• **EXERCISE OBJECTIVE**: Copy each line below in which the word "uchun" occurs.

[start MATERIAL FOR THIS EXERCISE]

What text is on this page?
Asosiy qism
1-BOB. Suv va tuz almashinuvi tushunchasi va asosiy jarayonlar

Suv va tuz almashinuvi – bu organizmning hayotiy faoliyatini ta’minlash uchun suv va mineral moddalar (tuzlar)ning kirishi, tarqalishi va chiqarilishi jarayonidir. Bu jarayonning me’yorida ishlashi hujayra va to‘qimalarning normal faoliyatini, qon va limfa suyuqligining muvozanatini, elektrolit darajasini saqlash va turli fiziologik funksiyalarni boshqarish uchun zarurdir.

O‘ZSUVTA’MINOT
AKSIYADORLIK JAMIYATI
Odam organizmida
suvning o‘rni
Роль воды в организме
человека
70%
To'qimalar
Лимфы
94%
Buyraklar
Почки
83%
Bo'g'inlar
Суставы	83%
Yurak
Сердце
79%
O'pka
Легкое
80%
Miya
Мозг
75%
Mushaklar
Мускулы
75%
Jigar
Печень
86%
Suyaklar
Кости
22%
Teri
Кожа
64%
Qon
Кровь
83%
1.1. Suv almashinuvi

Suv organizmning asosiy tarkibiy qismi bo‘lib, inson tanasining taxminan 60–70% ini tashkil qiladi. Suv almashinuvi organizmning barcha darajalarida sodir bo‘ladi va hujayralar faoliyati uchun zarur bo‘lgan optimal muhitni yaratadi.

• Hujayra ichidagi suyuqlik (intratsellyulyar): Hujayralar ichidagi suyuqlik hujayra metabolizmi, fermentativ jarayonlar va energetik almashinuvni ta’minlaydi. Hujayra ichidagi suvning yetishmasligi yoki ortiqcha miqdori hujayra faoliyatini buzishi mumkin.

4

[end MATERIAL FOR THIS EXERCISE]

• **ANSWER FOR THE TASK**:
Suv va tuz almashinuvi – bu organizmning hayotiy faoliyatini ta’minlash uchun suv va mineral moddalar (tuzlar)ning kirishi, tarqalishi va chiqarilishi jarayonidir. Bu jarayonning me’yorida ishlashi hujayra va to‘qimalarning normal faoliyatini, qon va limfa suyuqligining muvozanatini, elektrolit darajasini saqlash va turli fiziologik funksiyalarni boshqarish uchun zarurdir.
Suv organizmning asosiy tarkibiy qismi bo‘lib, inson tanasining taxminan 60–70% ini tashkil qiladi. Suv almashinuvi organizmning barcha darajalarida sodir bo‘ladi va hujayralar faoliyati uchun zarur bo‘lgan optimal muhitni yaratadi.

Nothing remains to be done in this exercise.